-------- DOCUMENT SECTION --------
facebooktwittergoogle_pluslinkedinrss

Comments

  • sudip
    Reply

    Hai , this is sudip. I am a mechanical engineer having 10 years of experience in project management but know knowledge of programming. Interested in business data analytics. Whether it is suggested to switch if yes how will be learning path.
    Please suggest.

  • Evelyn Münster
    Reply

    R is great and very quick and simple, but still not so easy for production. If your analysis code is needed for production later, use Python.

  • George Soilis
    Reply

    A lot of people say Python is easy to start with.
    I find it really messy ,and with lots of idiosyncratic needs(like having to be very careful with typing loops and brackets,white space etc.).
    For me R was my “first love” (I started my data science “adventures” with R ,at the JHNY data science specialisation in coursera)
    And lease note ,I was totally new not only to statistics and analysis but also in mathematics ,and programming.
    I mean what can be a better proof ,than a guy who never finished high school ,and had no idea about mathematics,statistics ,or programming,taking up R and managing to finish courses that are targeting higher level learners..:):)

    R was for me easy to learn ,easy to understand ,and easy to find help for any problem as the community is big,helpful and really creative.
    libraries pop up every day ,for almost anything you can dream of analysing.
    And yet it remains a simple ,straight forward language(personal opinion ,not the result of the scientific method)
    But in essence ,if you get into the data thing,you will find eventually that you might need to know python ,even if it is only to be able to skim through someone elses code to find help for a problem you re trying to solve.

    All things can be done in both languages ,and knowing both is a plus ,no question about it.
    Actually ,you will probably find that learning additionally C++,Java and some other maybe language will solve lots of higher dimension/quantity (as in Big Data) problems
    But this is for a later day.
    For starters,I d go with R
    And no i am not getting paid to promote R..:):)

  • How can an engineering fresher start a career in analytics[part 1] – Edvancer Eduventures
    Reply

    […] sure you do all these projects using either R or Python or SAS – these are three most popular programming languages in data […]

  • Okeoghene Obedoma
    Reply

    Thank you for the write-up, it is an eye opener for beginners.

  • Michael Zeller
    Reply

    Pardon the contrarian question, but does it really matter which data mining tool you learn?
-------- DATA RECORDS --------
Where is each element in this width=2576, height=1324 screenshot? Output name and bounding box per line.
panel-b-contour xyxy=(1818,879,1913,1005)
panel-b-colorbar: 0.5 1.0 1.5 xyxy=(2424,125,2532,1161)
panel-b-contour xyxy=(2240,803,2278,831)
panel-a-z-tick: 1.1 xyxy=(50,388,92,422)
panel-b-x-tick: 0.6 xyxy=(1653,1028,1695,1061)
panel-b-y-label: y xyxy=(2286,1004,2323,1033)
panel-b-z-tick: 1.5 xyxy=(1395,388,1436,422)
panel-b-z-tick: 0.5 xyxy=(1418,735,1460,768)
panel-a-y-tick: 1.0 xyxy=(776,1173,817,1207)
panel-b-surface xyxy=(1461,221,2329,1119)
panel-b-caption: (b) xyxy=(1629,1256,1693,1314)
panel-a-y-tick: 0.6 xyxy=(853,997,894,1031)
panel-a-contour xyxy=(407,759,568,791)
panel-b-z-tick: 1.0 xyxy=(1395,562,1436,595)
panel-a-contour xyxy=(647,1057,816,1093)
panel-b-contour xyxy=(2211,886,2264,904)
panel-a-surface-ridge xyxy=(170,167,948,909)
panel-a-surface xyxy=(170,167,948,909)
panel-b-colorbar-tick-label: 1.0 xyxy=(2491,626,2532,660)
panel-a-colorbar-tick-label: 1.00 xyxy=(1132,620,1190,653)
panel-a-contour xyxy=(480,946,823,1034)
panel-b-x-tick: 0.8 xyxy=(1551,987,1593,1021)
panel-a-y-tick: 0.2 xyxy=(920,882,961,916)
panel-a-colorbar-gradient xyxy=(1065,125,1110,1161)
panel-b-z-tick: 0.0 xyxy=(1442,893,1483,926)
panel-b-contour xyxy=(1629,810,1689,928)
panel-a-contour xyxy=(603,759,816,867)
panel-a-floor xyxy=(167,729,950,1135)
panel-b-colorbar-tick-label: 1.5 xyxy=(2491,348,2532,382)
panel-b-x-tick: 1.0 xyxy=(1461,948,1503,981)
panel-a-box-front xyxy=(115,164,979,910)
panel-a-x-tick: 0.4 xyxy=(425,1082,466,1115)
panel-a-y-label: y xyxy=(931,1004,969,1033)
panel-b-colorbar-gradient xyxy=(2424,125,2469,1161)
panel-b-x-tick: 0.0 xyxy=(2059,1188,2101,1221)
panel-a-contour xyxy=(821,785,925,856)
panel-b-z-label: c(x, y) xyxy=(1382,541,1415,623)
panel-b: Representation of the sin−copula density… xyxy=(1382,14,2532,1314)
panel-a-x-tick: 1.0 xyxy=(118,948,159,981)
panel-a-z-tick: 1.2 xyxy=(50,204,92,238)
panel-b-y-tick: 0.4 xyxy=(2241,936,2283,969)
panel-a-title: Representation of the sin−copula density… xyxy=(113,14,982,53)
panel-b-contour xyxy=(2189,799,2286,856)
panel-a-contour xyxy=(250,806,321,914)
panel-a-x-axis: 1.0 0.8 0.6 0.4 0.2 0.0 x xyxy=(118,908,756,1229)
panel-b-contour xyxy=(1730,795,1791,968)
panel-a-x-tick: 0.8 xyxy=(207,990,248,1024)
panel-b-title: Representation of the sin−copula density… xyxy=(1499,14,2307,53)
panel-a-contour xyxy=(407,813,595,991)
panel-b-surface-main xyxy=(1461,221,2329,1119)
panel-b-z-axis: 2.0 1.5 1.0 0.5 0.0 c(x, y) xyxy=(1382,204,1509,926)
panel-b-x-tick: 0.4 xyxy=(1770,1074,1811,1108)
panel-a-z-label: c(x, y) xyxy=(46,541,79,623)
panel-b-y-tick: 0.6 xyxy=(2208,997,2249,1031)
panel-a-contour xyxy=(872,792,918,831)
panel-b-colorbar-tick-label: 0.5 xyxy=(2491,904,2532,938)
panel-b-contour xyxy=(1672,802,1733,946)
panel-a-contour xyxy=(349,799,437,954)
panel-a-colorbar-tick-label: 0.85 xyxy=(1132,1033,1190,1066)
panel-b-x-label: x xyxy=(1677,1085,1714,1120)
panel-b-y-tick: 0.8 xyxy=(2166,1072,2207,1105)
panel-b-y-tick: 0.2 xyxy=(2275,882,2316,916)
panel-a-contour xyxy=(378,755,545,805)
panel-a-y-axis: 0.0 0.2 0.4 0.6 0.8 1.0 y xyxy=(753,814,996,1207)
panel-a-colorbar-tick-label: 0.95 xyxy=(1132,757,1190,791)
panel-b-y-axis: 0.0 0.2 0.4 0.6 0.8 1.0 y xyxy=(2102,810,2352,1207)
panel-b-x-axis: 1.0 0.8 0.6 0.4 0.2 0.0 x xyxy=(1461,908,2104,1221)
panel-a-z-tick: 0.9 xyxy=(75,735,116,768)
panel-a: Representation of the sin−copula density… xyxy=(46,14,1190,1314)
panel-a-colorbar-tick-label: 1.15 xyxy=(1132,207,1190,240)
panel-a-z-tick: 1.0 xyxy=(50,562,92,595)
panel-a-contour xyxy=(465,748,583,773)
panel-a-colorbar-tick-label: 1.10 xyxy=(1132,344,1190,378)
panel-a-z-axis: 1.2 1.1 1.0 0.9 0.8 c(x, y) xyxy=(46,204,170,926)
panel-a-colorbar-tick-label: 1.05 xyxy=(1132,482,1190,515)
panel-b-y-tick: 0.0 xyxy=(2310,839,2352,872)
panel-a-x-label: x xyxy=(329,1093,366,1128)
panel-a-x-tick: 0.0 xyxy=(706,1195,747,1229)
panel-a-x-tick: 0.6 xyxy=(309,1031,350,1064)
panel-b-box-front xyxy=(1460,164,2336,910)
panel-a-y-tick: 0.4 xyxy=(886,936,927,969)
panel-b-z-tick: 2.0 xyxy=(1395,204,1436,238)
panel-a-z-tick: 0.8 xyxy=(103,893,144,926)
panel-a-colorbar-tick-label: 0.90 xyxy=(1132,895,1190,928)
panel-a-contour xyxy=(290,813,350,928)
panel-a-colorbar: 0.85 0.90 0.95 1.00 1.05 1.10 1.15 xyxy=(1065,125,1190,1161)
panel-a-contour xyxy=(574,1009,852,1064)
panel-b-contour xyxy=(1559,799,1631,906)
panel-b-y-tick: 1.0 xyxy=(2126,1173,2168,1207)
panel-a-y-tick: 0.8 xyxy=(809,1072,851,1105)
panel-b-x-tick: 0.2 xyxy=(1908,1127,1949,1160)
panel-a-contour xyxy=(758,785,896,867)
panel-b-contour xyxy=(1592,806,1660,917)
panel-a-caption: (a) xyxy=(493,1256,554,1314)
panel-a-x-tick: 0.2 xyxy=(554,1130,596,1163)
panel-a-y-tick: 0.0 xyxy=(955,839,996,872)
--------
• **PROBLEMS AND TASKS**
#1 Write out the portion of the R-versus-Python comment thread between "Please suggest." and "brackets,white space etc.).", inclusive.
#2 Using the R-versus-Python comment thread, decide whether each statement agrees with it. Answer yes or no and quote the words that settle it.
(a) Evelyn Münster advises using Python if the analysis code will later be needed for production.
(b) George Soilis began his data science work with Python.
(c) Michael Zeller states that R is the best data mining tool to learn.
#3 Carry on the R-versus-Python comment thread from where it stops.

• **RESPONSES IN ORDER**
#1
Please suggest.

  • Evelyn Münster
    Reply

    R is great and very quick and simple, but still not so easy for production. If your analysis code is needed for production later, use Python.

  • George Soilis
    Reply

    A lot of people say Python is easy to start with.
    I find it really messy ,and with lots of idiosyncratic needs(like having to be very careful with typing loops and brackets,white space etc.).

#2
(a) Yes: "If your analysis code is needed for production later, use Python."
(b) No: "I started my data science “adventures” with R"
(c) No: "Pardon the contrarian question, but does it really matter which data mining tool you learn?"

#3
    What if you could simply use the tool that you prefer, or the one that fits a particular job the best? With the Predictive Model Markup Language (PMML) industry standard, we can leverage one common process and standard to operationalize models from R, SAS, Python, IBM SPSS, Dell Statistica, KNIME and many others.

    Check out this white paper by industry analyst James Taylor titled:

    Standards-based Deployment of Predictive Analytics
    http://zementis.com/knowledge-base/predictive-analytics-deployment/

  • Heidi Huber
    Reply

    I’ve been programming for over 15 years and my experience with Python has only been with de-constructing one software program and replicating part of it to a .Net environment.

    Do employers think that programmers that know R, SAS or Python are more qualified than people who have a variety of other languages under their belt?

    In one respect, you want to show employers you have a wide variety of experience in industries, languages, databases, etc. On the other hand, a lot of resumes go through a filter looking for specific keywords before they are ever viewed by human eyes.

    Does experience trump the latest software or vice-versa?

    • Aatash Shah

      Heidi, R, SAS or Python are not really latest softwares. They are just better suited to analytics & data science vs. other languages. We believe its a combined process where experience in a wide variety of languages also counts but employers would of course give more weightage to knowledge of tools which are essential to the role.

  • Prof Ravi Vadlamani
    Reply

    Excellent! Very neatly analyzed the relative strengths of each of them. Finally, very good conclusion is drawn, which will be useful for budding data scientists.

  • Rahul
    Reply

    Great blog, very clear with what each offers.